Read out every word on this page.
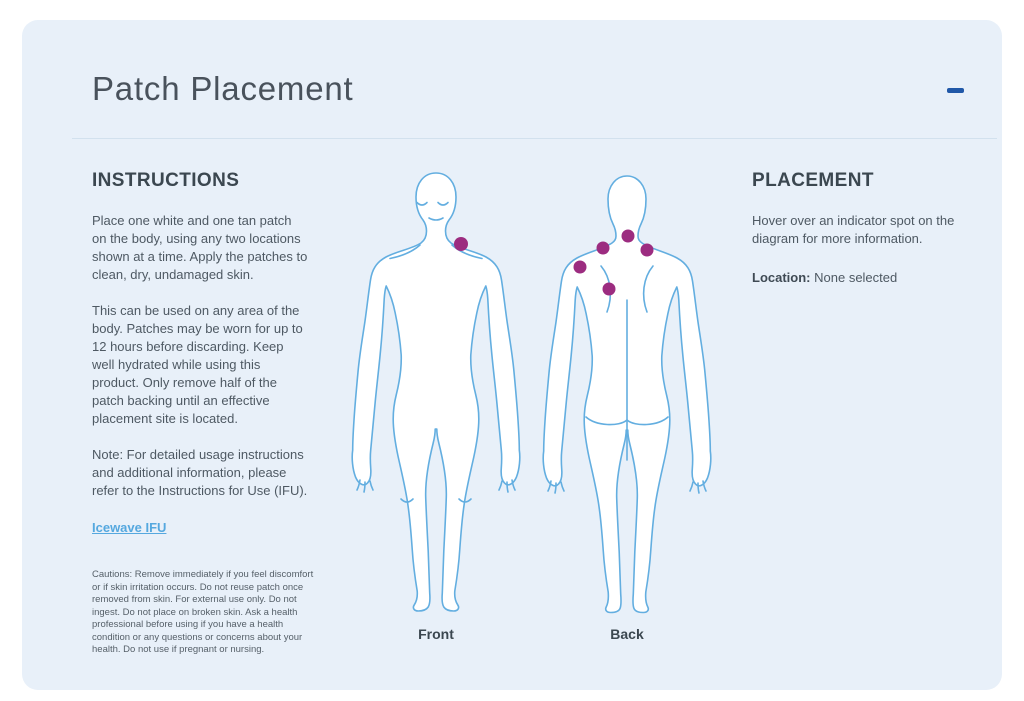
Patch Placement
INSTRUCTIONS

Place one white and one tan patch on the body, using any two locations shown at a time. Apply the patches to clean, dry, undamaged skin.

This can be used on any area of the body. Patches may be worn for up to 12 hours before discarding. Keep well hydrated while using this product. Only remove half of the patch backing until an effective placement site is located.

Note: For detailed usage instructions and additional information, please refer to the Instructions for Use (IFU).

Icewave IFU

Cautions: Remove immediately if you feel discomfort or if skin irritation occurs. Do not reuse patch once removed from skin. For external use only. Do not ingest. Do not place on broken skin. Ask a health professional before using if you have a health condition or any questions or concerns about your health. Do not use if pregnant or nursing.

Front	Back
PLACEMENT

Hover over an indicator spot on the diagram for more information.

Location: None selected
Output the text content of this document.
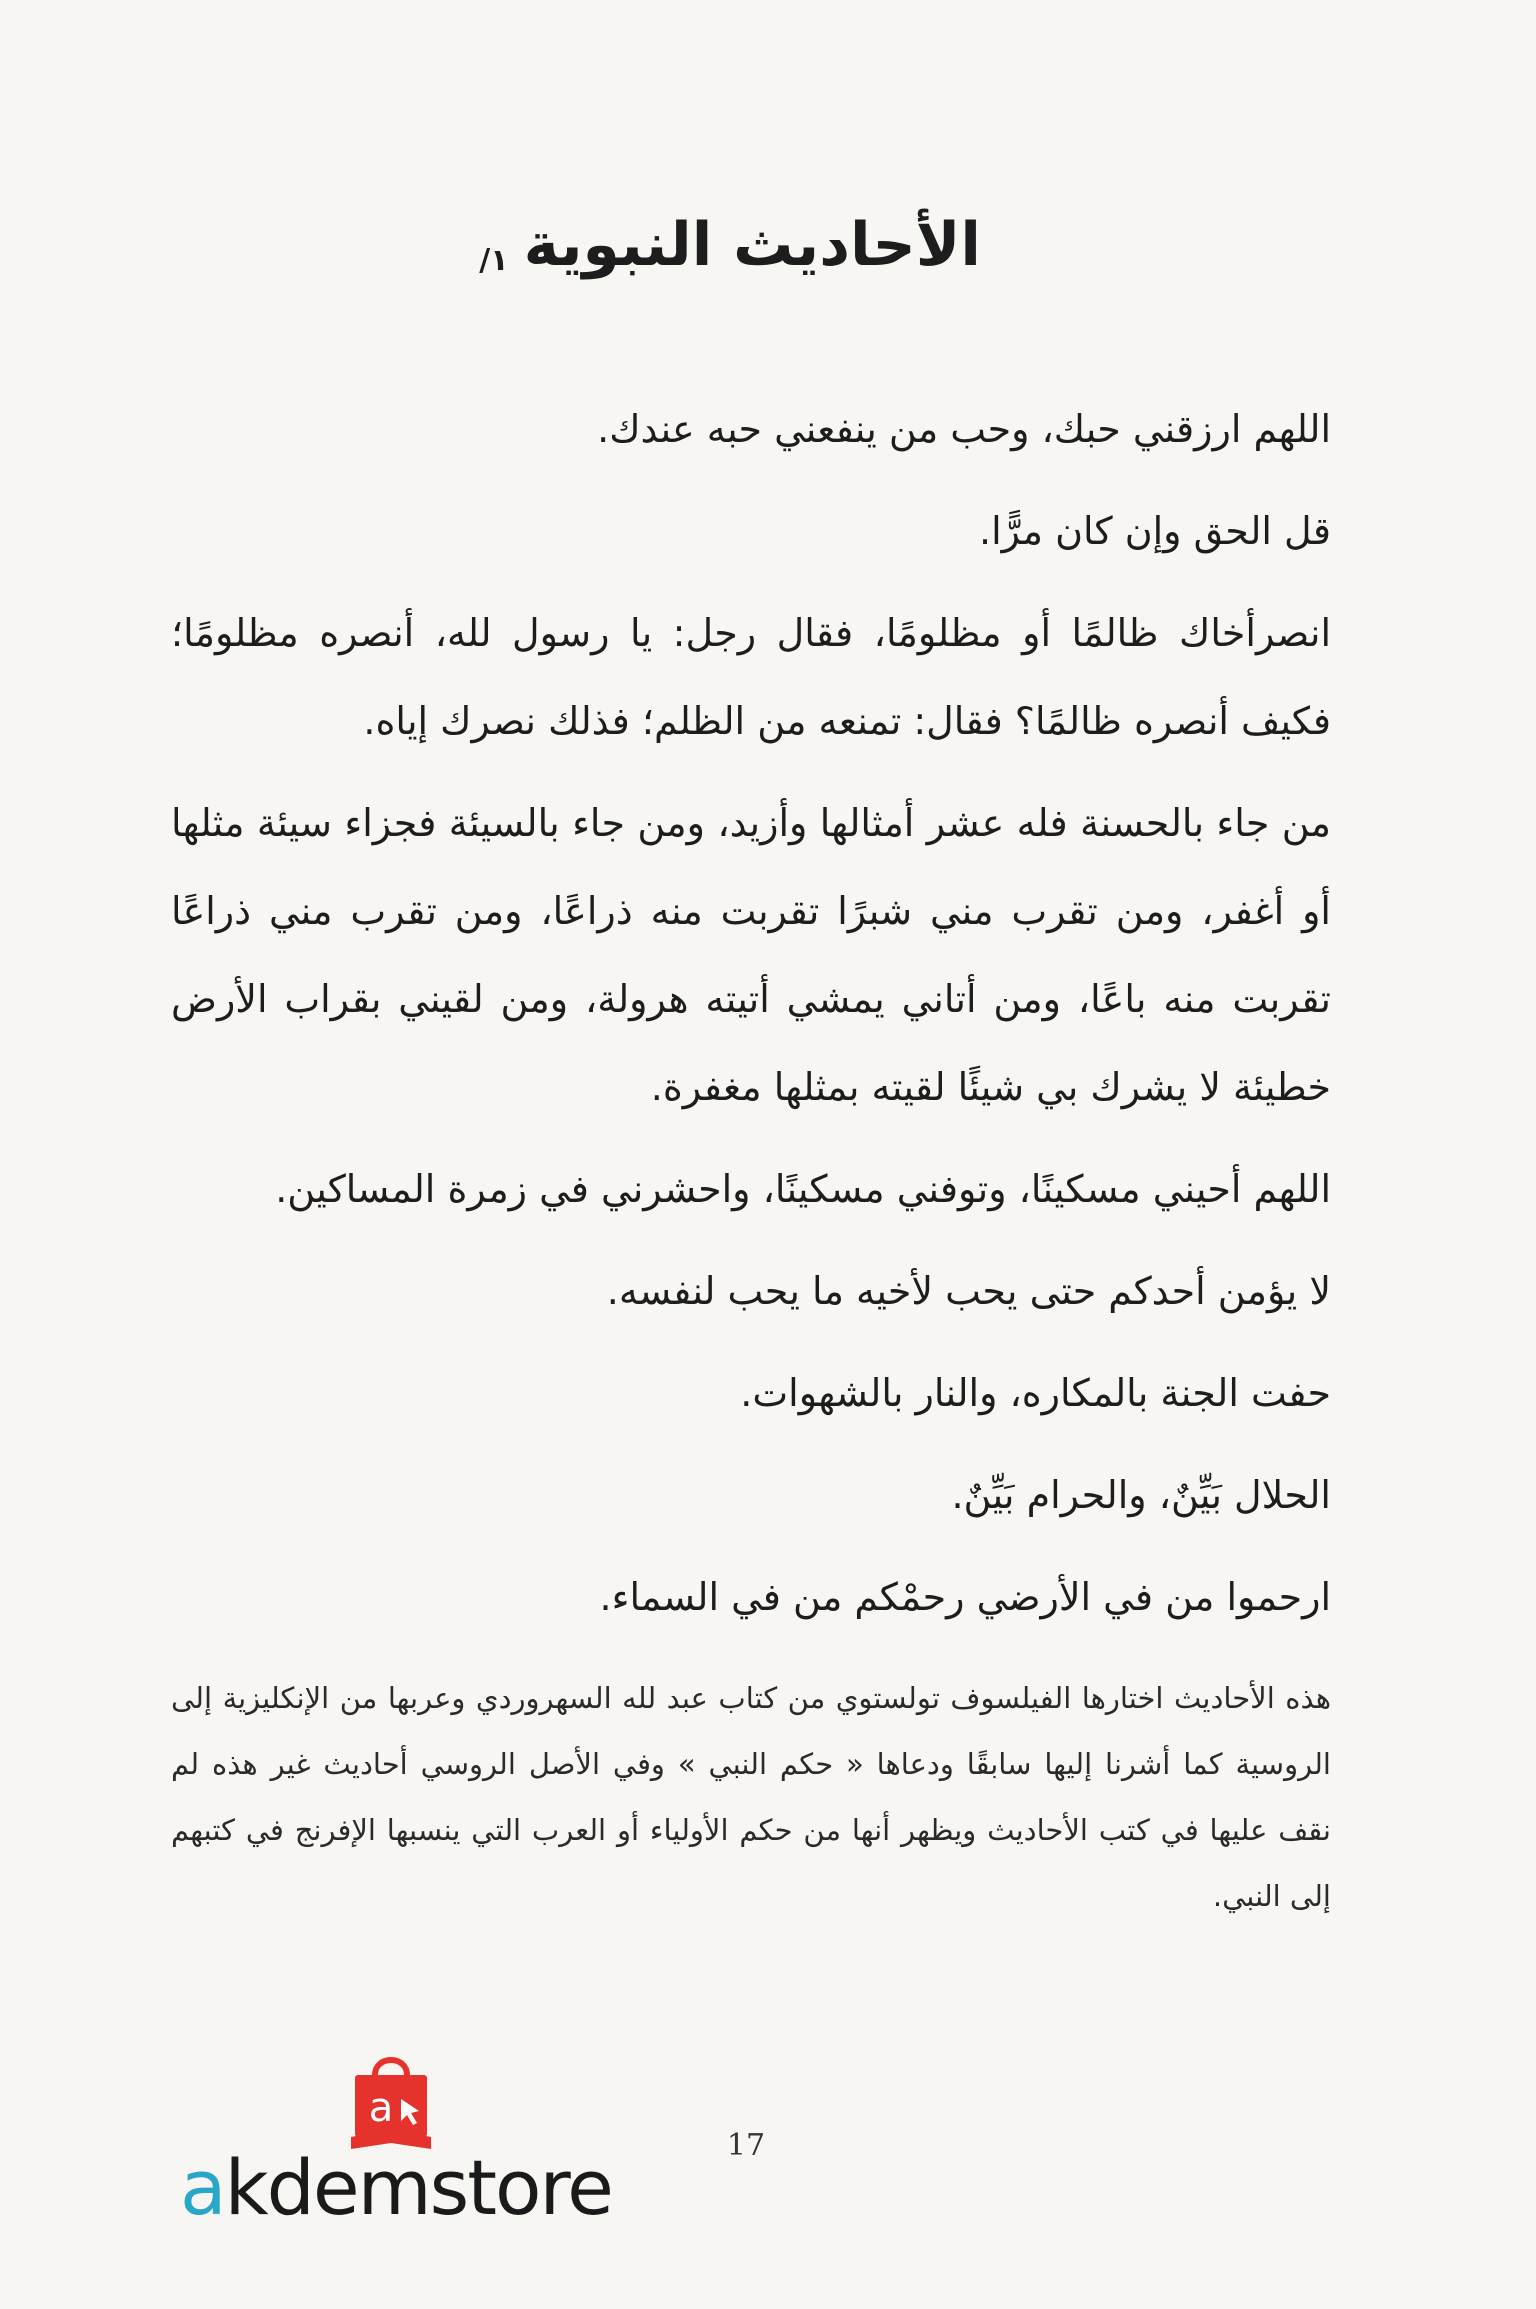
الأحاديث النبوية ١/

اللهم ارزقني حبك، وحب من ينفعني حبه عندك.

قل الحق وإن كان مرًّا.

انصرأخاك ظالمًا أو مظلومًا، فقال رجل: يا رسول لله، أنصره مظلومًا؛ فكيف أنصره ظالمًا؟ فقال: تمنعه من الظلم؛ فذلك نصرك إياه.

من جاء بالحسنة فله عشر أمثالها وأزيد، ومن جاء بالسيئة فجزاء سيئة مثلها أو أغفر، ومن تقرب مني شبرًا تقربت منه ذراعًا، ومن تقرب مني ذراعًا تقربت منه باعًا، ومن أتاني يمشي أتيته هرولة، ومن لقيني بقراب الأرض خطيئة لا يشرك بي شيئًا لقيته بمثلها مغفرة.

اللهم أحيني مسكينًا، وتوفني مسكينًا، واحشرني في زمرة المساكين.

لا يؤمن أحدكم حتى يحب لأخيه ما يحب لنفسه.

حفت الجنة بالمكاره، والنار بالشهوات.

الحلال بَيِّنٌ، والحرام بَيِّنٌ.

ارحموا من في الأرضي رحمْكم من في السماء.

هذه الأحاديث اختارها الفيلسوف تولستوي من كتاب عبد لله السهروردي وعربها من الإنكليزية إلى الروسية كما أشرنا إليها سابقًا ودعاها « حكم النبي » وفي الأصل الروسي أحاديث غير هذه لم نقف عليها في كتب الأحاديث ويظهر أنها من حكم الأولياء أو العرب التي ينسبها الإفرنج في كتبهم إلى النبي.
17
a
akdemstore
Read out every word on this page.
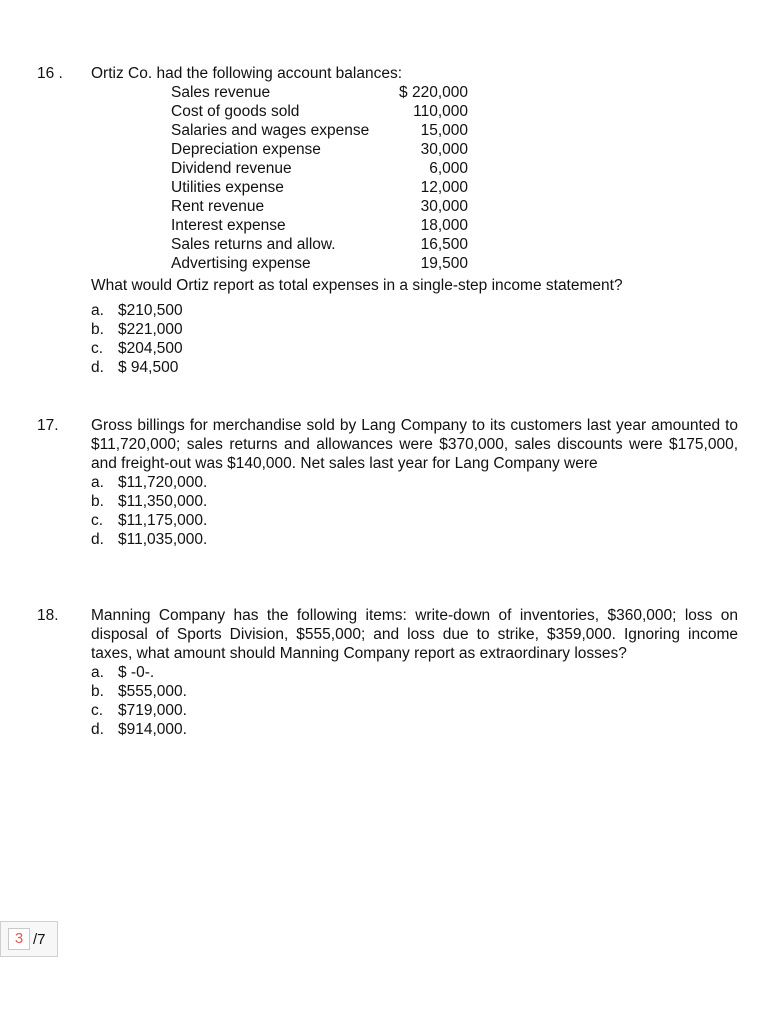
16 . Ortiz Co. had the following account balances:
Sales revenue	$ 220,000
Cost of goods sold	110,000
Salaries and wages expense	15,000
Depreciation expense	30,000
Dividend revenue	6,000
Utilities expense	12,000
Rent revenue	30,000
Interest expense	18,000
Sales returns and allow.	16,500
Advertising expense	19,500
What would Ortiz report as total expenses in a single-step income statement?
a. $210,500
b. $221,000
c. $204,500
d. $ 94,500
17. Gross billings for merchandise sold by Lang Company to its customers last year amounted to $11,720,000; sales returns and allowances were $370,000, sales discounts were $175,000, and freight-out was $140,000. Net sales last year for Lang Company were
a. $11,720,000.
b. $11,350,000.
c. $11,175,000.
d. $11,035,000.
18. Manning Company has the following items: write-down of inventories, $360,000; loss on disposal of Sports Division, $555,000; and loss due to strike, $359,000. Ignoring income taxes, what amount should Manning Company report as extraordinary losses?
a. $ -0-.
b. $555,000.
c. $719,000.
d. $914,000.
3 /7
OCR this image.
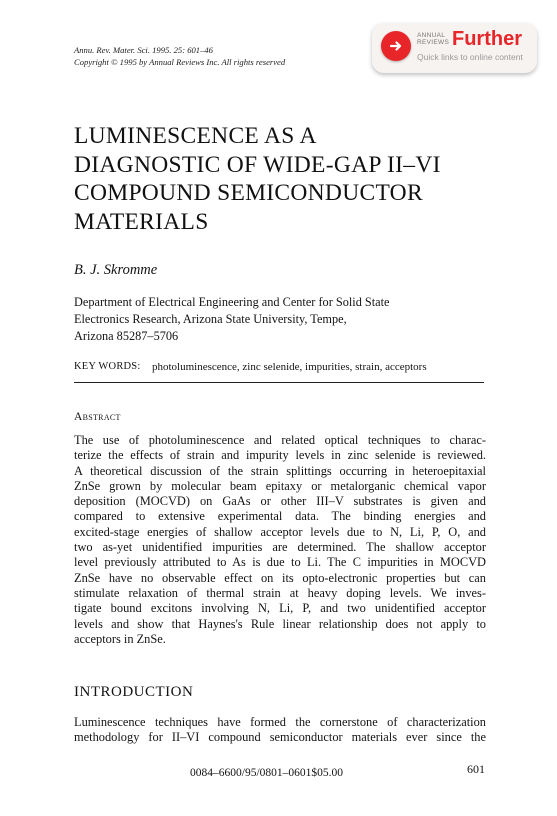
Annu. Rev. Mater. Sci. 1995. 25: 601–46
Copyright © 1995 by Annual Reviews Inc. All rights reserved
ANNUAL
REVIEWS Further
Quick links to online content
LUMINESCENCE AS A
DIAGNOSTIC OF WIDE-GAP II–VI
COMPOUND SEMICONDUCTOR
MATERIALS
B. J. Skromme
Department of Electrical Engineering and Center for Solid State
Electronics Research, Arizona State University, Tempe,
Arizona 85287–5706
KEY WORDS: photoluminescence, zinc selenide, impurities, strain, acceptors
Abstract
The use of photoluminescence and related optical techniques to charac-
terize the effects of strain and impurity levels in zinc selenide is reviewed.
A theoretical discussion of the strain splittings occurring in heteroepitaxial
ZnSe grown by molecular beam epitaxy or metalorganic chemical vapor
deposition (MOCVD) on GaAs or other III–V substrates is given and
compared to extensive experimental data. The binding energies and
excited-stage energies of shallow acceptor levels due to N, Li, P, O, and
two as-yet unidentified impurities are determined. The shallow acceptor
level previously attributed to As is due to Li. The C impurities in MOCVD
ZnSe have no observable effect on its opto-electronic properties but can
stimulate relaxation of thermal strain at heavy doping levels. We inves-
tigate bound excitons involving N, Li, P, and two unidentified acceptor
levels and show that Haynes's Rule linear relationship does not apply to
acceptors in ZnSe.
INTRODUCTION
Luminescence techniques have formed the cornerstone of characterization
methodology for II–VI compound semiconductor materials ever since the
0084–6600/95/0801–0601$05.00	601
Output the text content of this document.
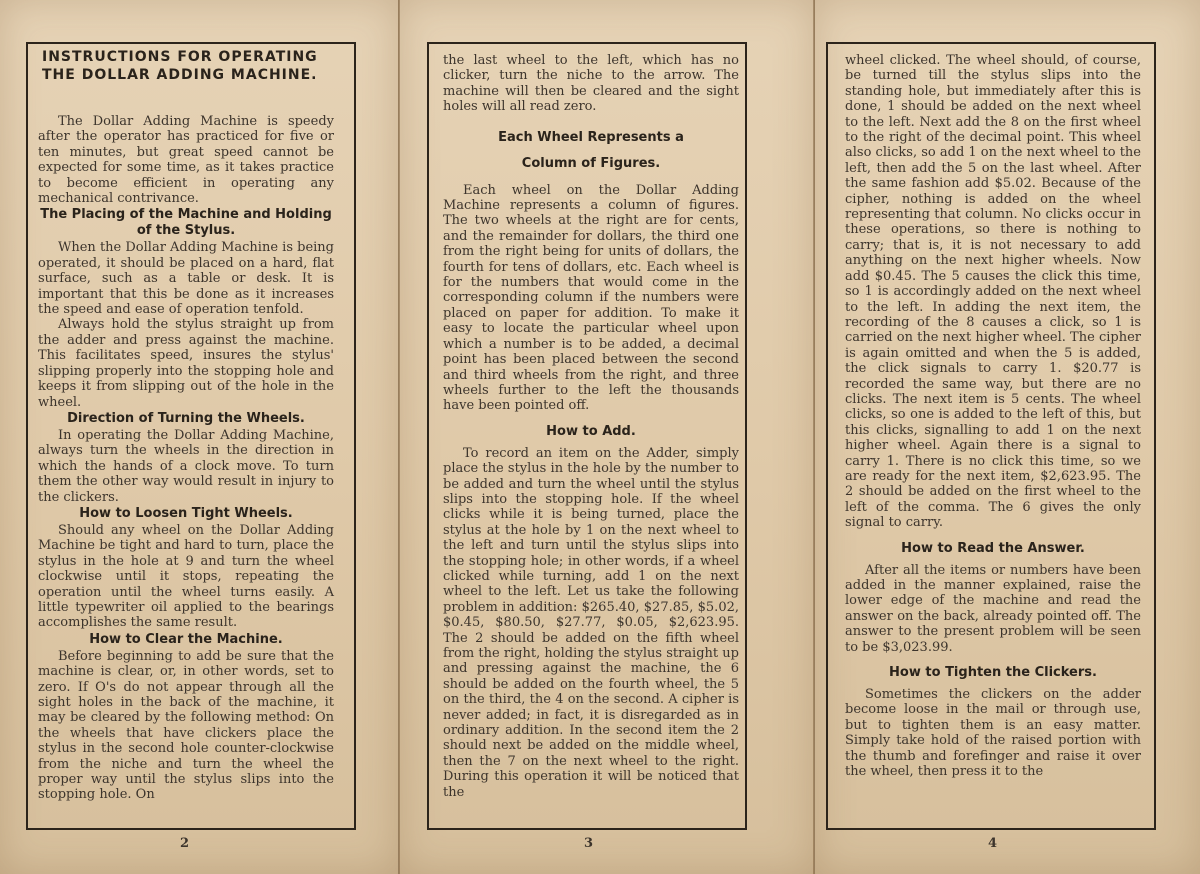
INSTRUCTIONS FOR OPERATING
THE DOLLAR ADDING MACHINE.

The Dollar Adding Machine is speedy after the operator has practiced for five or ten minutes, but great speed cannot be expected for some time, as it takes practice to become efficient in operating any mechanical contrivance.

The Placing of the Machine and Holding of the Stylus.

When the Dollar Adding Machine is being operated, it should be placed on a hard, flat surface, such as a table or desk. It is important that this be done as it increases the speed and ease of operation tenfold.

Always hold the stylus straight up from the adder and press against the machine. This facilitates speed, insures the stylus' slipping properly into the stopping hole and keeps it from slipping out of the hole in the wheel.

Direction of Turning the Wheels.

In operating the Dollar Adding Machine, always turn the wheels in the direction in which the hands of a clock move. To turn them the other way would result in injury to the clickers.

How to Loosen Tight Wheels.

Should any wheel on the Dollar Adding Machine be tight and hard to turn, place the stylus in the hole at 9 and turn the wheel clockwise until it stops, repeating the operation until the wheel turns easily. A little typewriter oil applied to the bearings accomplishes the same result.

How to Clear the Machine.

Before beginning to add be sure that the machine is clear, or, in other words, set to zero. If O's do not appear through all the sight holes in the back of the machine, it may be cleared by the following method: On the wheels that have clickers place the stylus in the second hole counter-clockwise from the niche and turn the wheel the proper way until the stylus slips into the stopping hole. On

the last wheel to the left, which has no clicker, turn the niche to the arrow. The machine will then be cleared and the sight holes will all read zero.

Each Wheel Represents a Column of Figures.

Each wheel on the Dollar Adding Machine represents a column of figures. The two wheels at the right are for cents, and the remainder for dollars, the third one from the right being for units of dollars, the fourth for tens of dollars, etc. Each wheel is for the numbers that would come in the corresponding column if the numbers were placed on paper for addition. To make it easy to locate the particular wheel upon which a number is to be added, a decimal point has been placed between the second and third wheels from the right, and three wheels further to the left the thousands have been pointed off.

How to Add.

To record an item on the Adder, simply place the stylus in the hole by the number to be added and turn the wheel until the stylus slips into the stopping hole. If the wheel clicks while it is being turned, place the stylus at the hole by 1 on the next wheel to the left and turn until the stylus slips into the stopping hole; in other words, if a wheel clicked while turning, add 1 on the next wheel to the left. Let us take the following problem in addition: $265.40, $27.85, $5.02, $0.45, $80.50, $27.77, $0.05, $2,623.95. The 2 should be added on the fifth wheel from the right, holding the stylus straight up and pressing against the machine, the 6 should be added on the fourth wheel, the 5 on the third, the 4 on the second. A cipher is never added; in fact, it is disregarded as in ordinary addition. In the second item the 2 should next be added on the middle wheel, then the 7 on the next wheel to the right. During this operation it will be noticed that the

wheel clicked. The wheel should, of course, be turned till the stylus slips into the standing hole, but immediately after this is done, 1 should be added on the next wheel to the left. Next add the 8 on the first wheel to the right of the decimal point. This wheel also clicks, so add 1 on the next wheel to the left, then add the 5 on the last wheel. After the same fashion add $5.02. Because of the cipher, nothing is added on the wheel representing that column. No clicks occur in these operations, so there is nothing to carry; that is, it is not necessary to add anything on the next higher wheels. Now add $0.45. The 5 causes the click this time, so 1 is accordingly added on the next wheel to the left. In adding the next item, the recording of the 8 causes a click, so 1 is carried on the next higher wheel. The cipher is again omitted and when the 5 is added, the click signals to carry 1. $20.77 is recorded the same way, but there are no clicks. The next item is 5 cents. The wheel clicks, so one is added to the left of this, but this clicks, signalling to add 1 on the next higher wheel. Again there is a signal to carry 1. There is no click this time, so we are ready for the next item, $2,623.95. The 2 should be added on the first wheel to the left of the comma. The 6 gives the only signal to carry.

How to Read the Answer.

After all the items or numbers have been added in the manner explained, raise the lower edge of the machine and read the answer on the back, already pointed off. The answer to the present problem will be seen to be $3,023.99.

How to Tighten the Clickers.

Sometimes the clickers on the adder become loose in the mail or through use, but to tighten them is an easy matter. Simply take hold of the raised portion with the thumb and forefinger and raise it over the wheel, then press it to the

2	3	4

⁂

* **GOAL OF THE EXERCISE**
Pull out every line above that holds the word "ZnSe".

* **ANSWER FOR THE TASK**
ZnSe grown by molecular beam epitaxy or metalorganic chemical vapor
ZnSe have no observable effect on its opto-electronic properties but can
acceptors in ZnSe.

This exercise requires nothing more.